● **Task statement**
Update the entries from the line with "y-tick-label: 400 xyxy=(68,46,90,62)" to the line with "y-tick-label: 0 xyxy=(82,210,90,226)", putting "plot-title" in place of "chart-title" and leaving every other part of those lines as it is.

[A block of data]
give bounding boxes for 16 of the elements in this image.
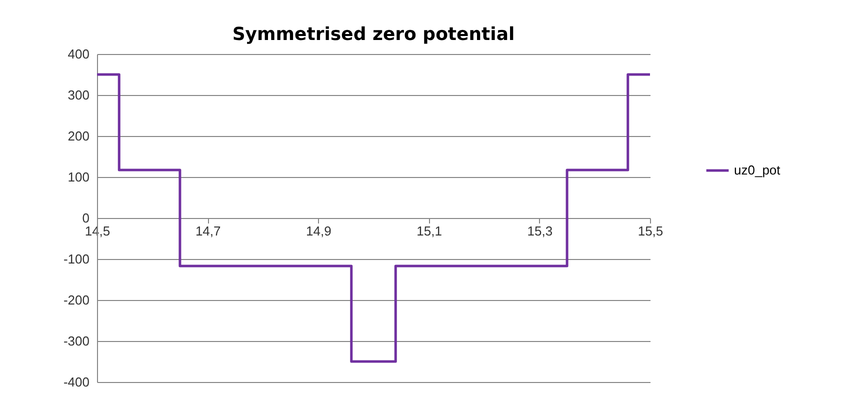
y-tick-label: 400 xyxy=(68,46,90,62)
y-tick-label: 100 xyxy=(68,170,90,184)
y-tick-label: -200 xyxy=(63,292,90,308)
y-tick-label: -400 xyxy=(63,374,90,390)
x-tick-label: 15,5 xyxy=(638,224,664,238)
y-tick-label: 300 xyxy=(68,88,90,102)
y-tick-label: -100 xyxy=(63,252,90,266)
x-tick-label: 15,1 xyxy=(416,224,442,238)
chart-title: Symmetrised zero potential xyxy=(232,24,515,45)
x-tick-label: 14,9 xyxy=(306,224,332,238)
x-tick-label: 14,7 xyxy=(195,224,221,238)
y-tick-label: 0 xyxy=(82,210,90,226)
x-tick-label: 15,3 xyxy=(527,224,553,238)
y-tick-label: 200 xyxy=(68,128,90,144)
y-tick-label: -300 xyxy=(63,334,90,348)
legend-label: uz0_pot xyxy=(734,162,781,178)
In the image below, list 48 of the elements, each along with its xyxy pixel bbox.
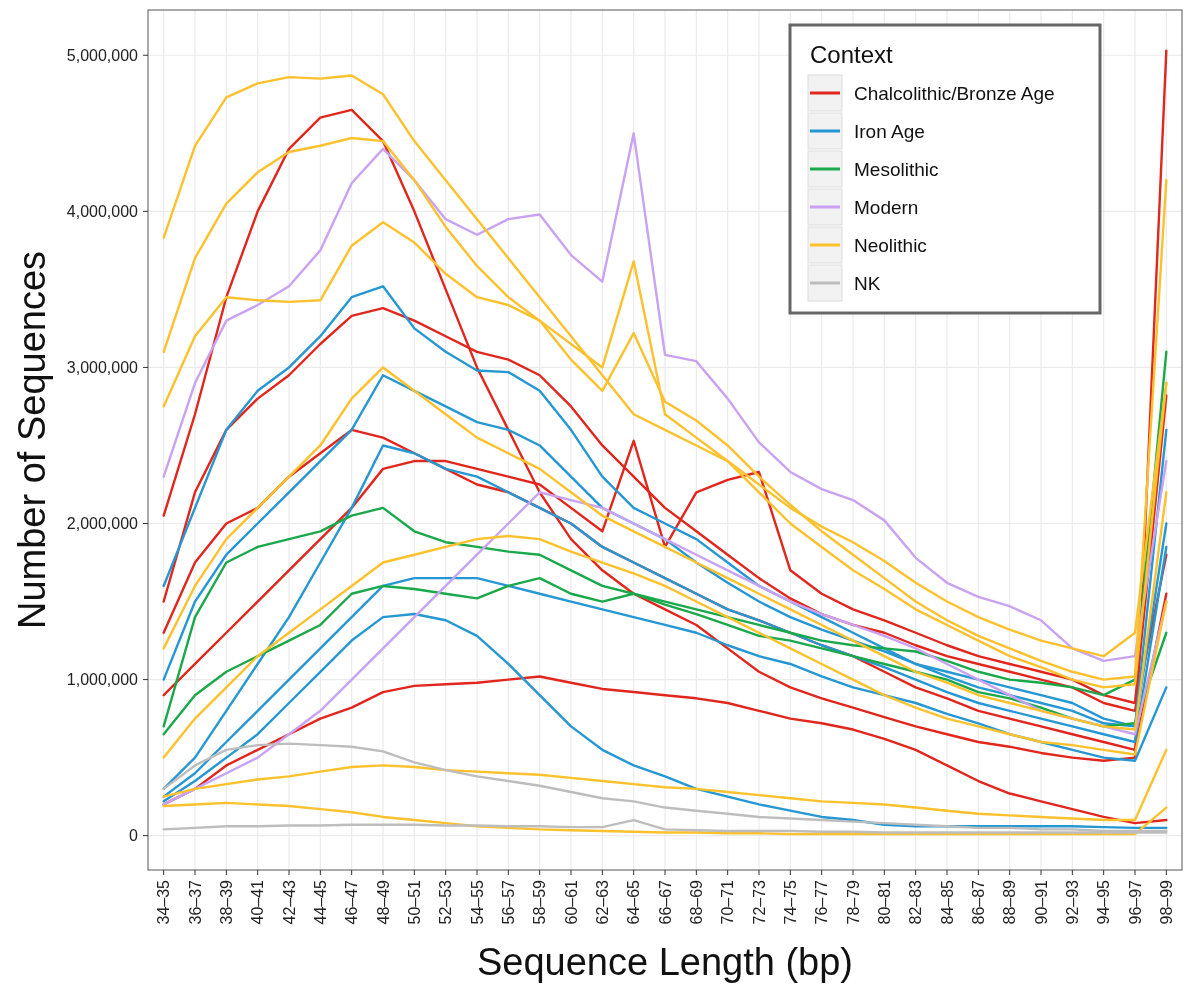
x-tick-label: 46–47 (343, 879, 361, 925)
y-tick-label: 3,000,000 (66, 359, 139, 377)
legend-label: Chalcolithic/Bronze Age (854, 82, 1055, 104)
y-tick-label: 1,000,000 (66, 671, 139, 689)
x-tick-label: 50–51 (405, 879, 423, 925)
x-tick-label: 86–87 (969, 879, 987, 925)
legend-label: Mesolithic (854, 158, 939, 180)
x-tick-label: 44–45 (311, 879, 329, 925)
y-axis-title: Number of Sequences (11, 250, 53, 630)
x-tick-label: 84–85 (938, 879, 956, 925)
x-tick-label: 74–75 (781, 879, 799, 925)
x-tick-label: 80–81 (875, 879, 893, 925)
x-tick-label: 34–35 (155, 879, 173, 925)
x-tick-label: 76–77 (813, 879, 831, 925)
x-tick-label: 68–69 (687, 879, 705, 925)
x-tick-label: 72–73 (750, 879, 768, 925)
x-tick-label: 40–41 (249, 879, 267, 925)
x-tick-label: 38–39 (217, 879, 235, 925)
legend-label: Neolithic (854, 234, 927, 256)
legend-label: Iron Age (854, 120, 925, 142)
y-tick-label: 4,000,000 (66, 202, 139, 220)
y-tick-label: 5,000,000 (66, 46, 139, 64)
legend-title: Context (810, 41, 894, 68)
x-tick-label: 70–71 (719, 879, 737, 925)
x-tick-label: 82–83 (907, 879, 925, 925)
x-tick-label: 52–53 (437, 879, 455, 925)
y-tick-label: 0 (129, 827, 139, 845)
x-tick-label: 92–93 (1063, 879, 1081, 925)
x-tick-label: 36–37 (186, 879, 204, 925)
x-tick-label: 54–55 (468, 879, 486, 925)
x-tick-label: 62–63 (593, 879, 611, 925)
x-tick-label: 56–57 (499, 879, 517, 925)
x-tick-label: 88–89 (1001, 879, 1019, 925)
x-tick-label: 98–99 (1157, 879, 1175, 925)
x-tick-label: 96–97 (1126, 879, 1144, 925)
x-tick-label: 42–43 (280, 879, 298, 925)
x-tick-label: 90–91 (1032, 879, 1050, 925)
x-tick-label: 64–65 (625, 879, 643, 925)
x-tick-label: 48–49 (374, 879, 392, 925)
legend-label: Modern (854, 196, 919, 218)
x-tick-label: 94–95 (1095, 879, 1113, 925)
x-tick-label: 78–79 (844, 879, 862, 925)
x-tick-label: 58–59 (531, 879, 549, 925)
x-axis-title: Sequence Length (bp) (476, 941, 854, 983)
x-tick-label: 66–67 (656, 879, 674, 925)
legend-label: NK (854, 272, 881, 294)
x-tick-label: 60–61 (562, 879, 580, 925)
y-tick-label: 2,000,000 (66, 515, 139, 533)
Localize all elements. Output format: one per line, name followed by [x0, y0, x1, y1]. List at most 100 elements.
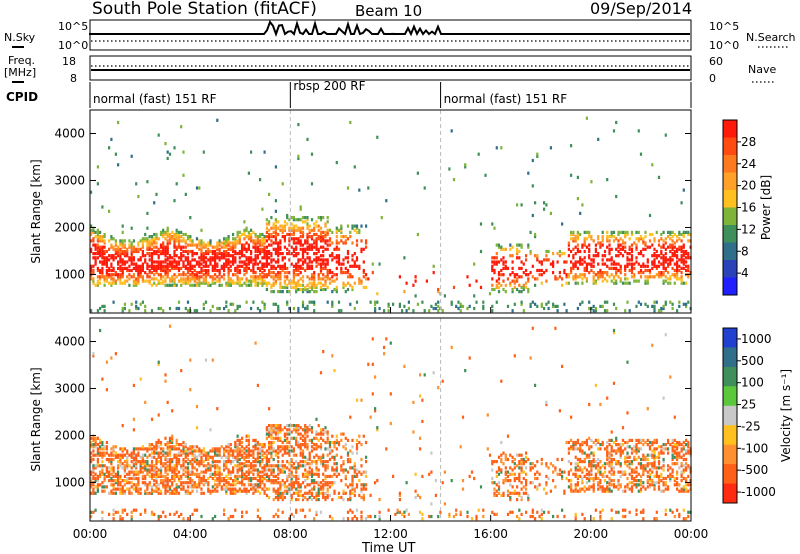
data-cell	[337, 309, 341, 313]
data-cell	[493, 491, 496, 495]
data-cell	[279, 241, 282, 245]
data-cell	[592, 264, 595, 268]
data-cell	[175, 447, 178, 451]
data-cell	[642, 254, 645, 258]
data-cell	[243, 262, 246, 266]
data-cell	[263, 466, 266, 470]
data-cell	[270, 260, 273, 264]
data-cell	[281, 290, 284, 294]
data-cell	[159, 451, 163, 455]
data-cell	[353, 260, 356, 264]
data-cell	[236, 304, 239, 308]
data-cell	[308, 256, 311, 260]
data-cell	[175, 237, 178, 241]
data-cell	[254, 447, 257, 451]
data-cell	[349, 120, 352, 125]
data-cell	[288, 440, 291, 445]
data-cell	[175, 235, 178, 239]
data-cell	[130, 243, 133, 247]
data-cell	[265, 245, 268, 249]
data-cell	[177, 239, 181, 243]
data-cell	[243, 451, 246, 455]
data-cell	[114, 453, 117, 457]
data-cell	[680, 258, 683, 262]
data-cell	[295, 498, 298, 502]
data-cell	[606, 309, 609, 313]
data-cell	[455, 304, 458, 308]
data-cell	[191, 277, 194, 281]
data-cell	[168, 262, 172, 266]
data-cell	[355, 445, 359, 449]
data-cell	[270, 436, 273, 440]
data-cell	[511, 254, 514, 258]
data-cell	[459, 445, 462, 449]
data-cell	[292, 306, 295, 311]
data-cell	[148, 241, 151, 245]
data-cell	[626, 258, 629, 262]
data-cell	[238, 277, 241, 281]
data-cell	[534, 302, 537, 306]
data-cell	[168, 268, 172, 273]
data-cell	[495, 512, 498, 516]
data-cell	[651, 260, 654, 264]
data-cell	[268, 445, 271, 449]
data-cell	[349, 283, 352, 287]
data-cell	[520, 203, 523, 207]
data-cell	[112, 512, 115, 516]
data-cell	[168, 237, 172, 241]
data-cell	[355, 243, 359, 247]
data-cell	[132, 273, 135, 277]
data-cell	[626, 230, 629, 234]
data-cell	[403, 290, 406, 294]
data-cell	[146, 485, 149, 489]
data-cell	[166, 150, 169, 154]
data-cell	[173, 260, 176, 264]
data-cell	[630, 264, 634, 268]
data-cell	[114, 487, 117, 491]
data-cell	[277, 493, 280, 497]
data-cell	[252, 466, 255, 470]
data-cell	[139, 464, 142, 468]
data-cell	[189, 266, 192, 270]
data-cell	[204, 252, 208, 256]
data-cell	[119, 243, 122, 247]
data-cell	[290, 232, 293, 237]
data-cell	[119, 239, 122, 243]
data-cell	[164, 247, 167, 251]
data-cell	[513, 462, 516, 466]
data-cell	[256, 468, 259, 472]
data-cell	[184, 451, 187, 455]
data-cell	[209, 283, 212, 287]
data-cell	[317, 491, 320, 495]
data-cell	[376, 426, 379, 430]
data-cell	[511, 279, 514, 283]
data-cell	[272, 271, 275, 275]
data-cell	[482, 514, 485, 519]
data-cell	[99, 451, 102, 455]
data-cell	[247, 451, 250, 455]
data-cell	[256, 451, 259, 455]
data-cell	[358, 277, 361, 281]
data-cell	[270, 455, 273, 459]
data-cell	[635, 279, 638, 283]
data-cell	[322, 249, 325, 254]
data-cell	[173, 199, 176, 203]
data-cell	[274, 224, 277, 228]
data-cell	[279, 464, 282, 468]
data-cell	[495, 460, 498, 464]
data-cell	[274, 451, 277, 455]
data-cell	[195, 485, 199, 489]
data-cell	[322, 491, 325, 495]
data-cell	[333, 462, 336, 466]
data-cell	[374, 481, 377, 485]
data-cell	[272, 430, 275, 434]
data-cell	[157, 133, 160, 137]
data-cell	[333, 472, 336, 476]
data-cell	[297, 260, 300, 264]
data-cell	[570, 438, 573, 442]
data-cell	[193, 508, 196, 512]
data-cell	[155, 476, 158, 481]
data-cell	[200, 247, 203, 251]
data-cell	[238, 304, 241, 308]
data-cell	[583, 243, 586, 247]
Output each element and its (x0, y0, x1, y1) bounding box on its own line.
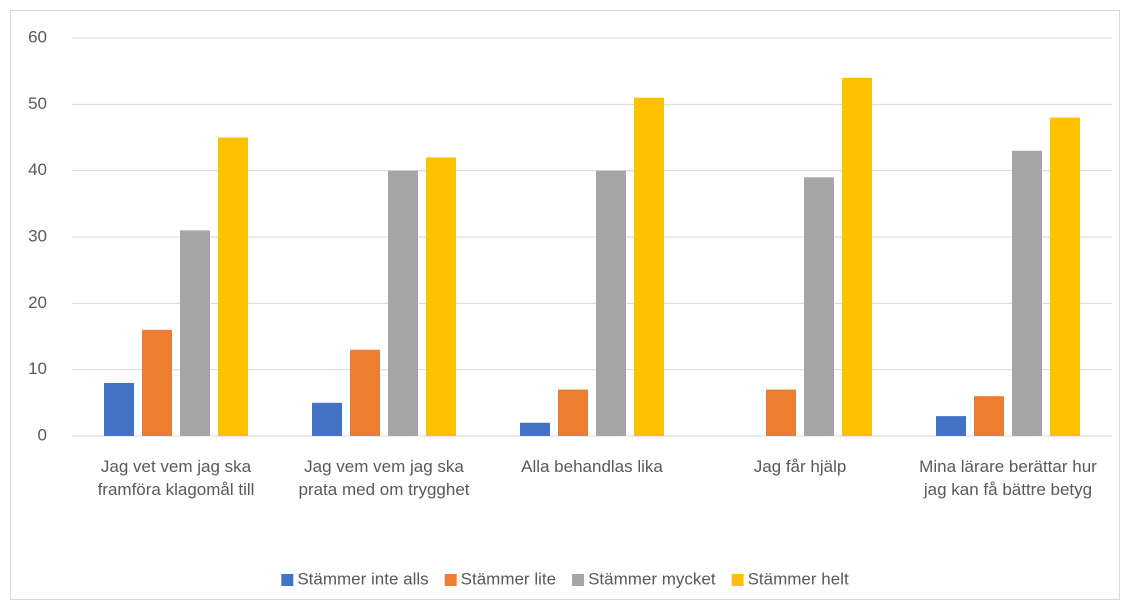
bar (974, 396, 1004, 436)
bar (104, 382, 134, 436)
y-tick-label: 0 (38, 425, 47, 444)
bar (142, 329, 172, 436)
y-tick-label: 50 (28, 94, 47, 113)
bar (1012, 150, 1042, 436)
bar (634, 97, 664, 436)
bar (520, 422, 550, 436)
x-tick-label: Jag får hjälp (753, 457, 847, 476)
y-tick-label: 30 (28, 226, 47, 245)
legend-label: Stämmer mycket (588, 569, 716, 588)
y-tick-label: 60 (28, 27, 47, 46)
bar (558, 389, 588, 436)
bar (218, 137, 248, 436)
chart-border (10, 10, 1120, 600)
bar (596, 170, 626, 436)
legend-swatch (731, 574, 744, 586)
legend-label: Stämmer helt (748, 569, 849, 588)
bar (936, 416, 966, 436)
bar (388, 170, 418, 436)
bar (766, 389, 796, 436)
x-tick-label: Jag vem vem jag ska prata med om trygghe… (298, 457, 470, 499)
x-tick-label: Jag vet vem jag ska framföra klagomål ti… (97, 457, 255, 499)
bar (842, 77, 872, 437)
y-tick-label: 20 (28, 293, 47, 312)
legend-swatch (572, 574, 585, 586)
bar (180, 230, 210, 436)
x-tick-label: Alla behandlas lika (521, 457, 663, 476)
legend-label: Stämmer lite (461, 569, 556, 588)
legend-label: Stämmer inte alls (297, 569, 428, 588)
bar (1050, 117, 1080, 436)
legend-swatch (444, 574, 457, 586)
x-tick-label: Mina lärare berättar hur jag kan få bätt… (919, 457, 1097, 499)
y-tick-label: 40 (28, 160, 47, 179)
y-tick-label: 10 (28, 359, 47, 378)
bar (426, 157, 456, 436)
bar (350, 349, 380, 436)
bar (312, 402, 342, 436)
legend-swatch (281, 574, 294, 586)
bar (804, 177, 834, 437)
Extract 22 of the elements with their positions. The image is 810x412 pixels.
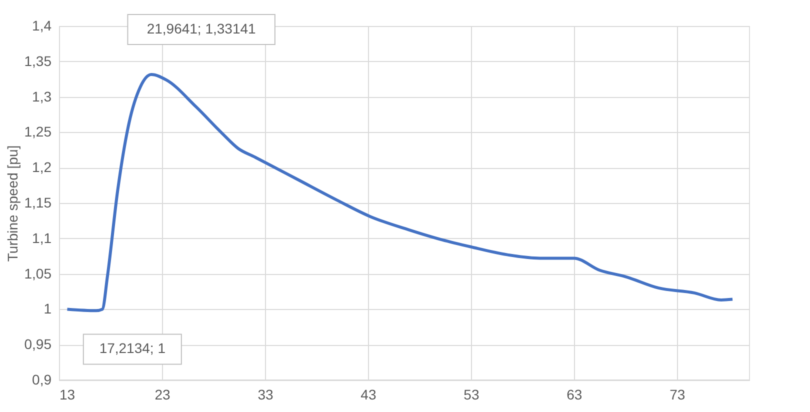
y-tick-label: 1,25 xyxy=(24,124,52,140)
line-series xyxy=(66,73,734,312)
y-tick-label: 0,9 xyxy=(32,372,52,388)
y-tick-label: 0,95 xyxy=(24,336,52,352)
x-tick-label: 73 xyxy=(670,386,686,402)
x-tick-label: 33 xyxy=(258,386,274,402)
annotation: 21,9641; 1,33141 xyxy=(146,20,256,37)
x-tick-label: 53 xyxy=(464,386,480,402)
y-tick-label: 1,05 xyxy=(24,265,52,282)
y-tick-label: 1 xyxy=(44,300,52,317)
x-tick-label: 23 xyxy=(154,386,170,402)
y-tick-label: 1,15 xyxy=(24,194,52,210)
x-tick-label: 43 xyxy=(360,386,376,402)
x-tick-label: 13 xyxy=(60,386,76,402)
y-tick-label: 1,3 xyxy=(32,88,52,104)
y-tick-label: 1,35 xyxy=(24,52,52,69)
y-axis-title: Turbine speed [pu] xyxy=(4,145,20,262)
annotation: 17,2134; 1 xyxy=(99,340,166,356)
y-tick-label: 1,2 xyxy=(32,159,52,176)
y-tick-label: 1,4 xyxy=(32,18,52,34)
x-tick-label: 63 xyxy=(566,386,582,402)
y-tick-label: 1,1 xyxy=(32,230,52,246)
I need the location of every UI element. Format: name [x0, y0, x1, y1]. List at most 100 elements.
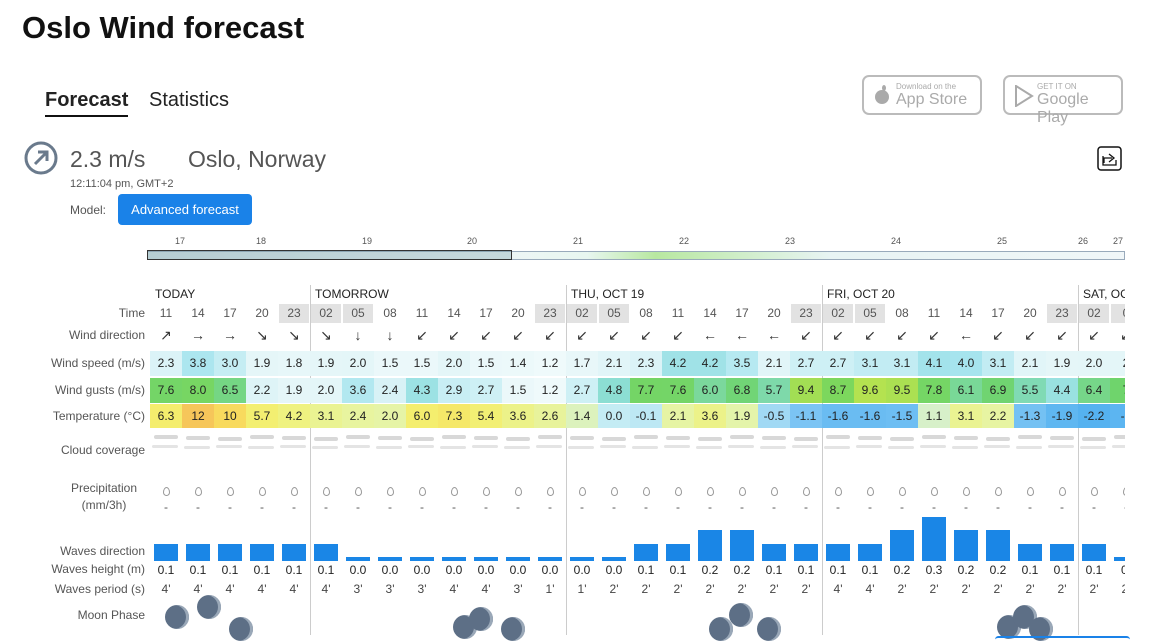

● **Task result**
y-tick-label: 400 xyxy=(68,46,90,62)
y-tick-label: 100 xyxy=(68,170,90,184)
y-tick-label: -200 xyxy=(63,292,90,308)
y-tick-label: -400 xyxy=(63,374,90,390)
x-tick-label: 15,5 xyxy=(638,224,664,238)
y-tick-label: 300 xyxy=(68,88,90,102)
y-tick-label: -100 xyxy=(63,252,90,266)
x-tick-label: 15,1 xyxy=(416,224,442,238)
plot-title: Symmetrised zero potential xyxy=(232,24,515,45)
x-tick-label: 14,9 xyxy=(306,224,332,238)
x-tick-label: 14,7 xyxy=(195,224,221,238)
y-tick-label: 0 xyxy=(82,210,90,226)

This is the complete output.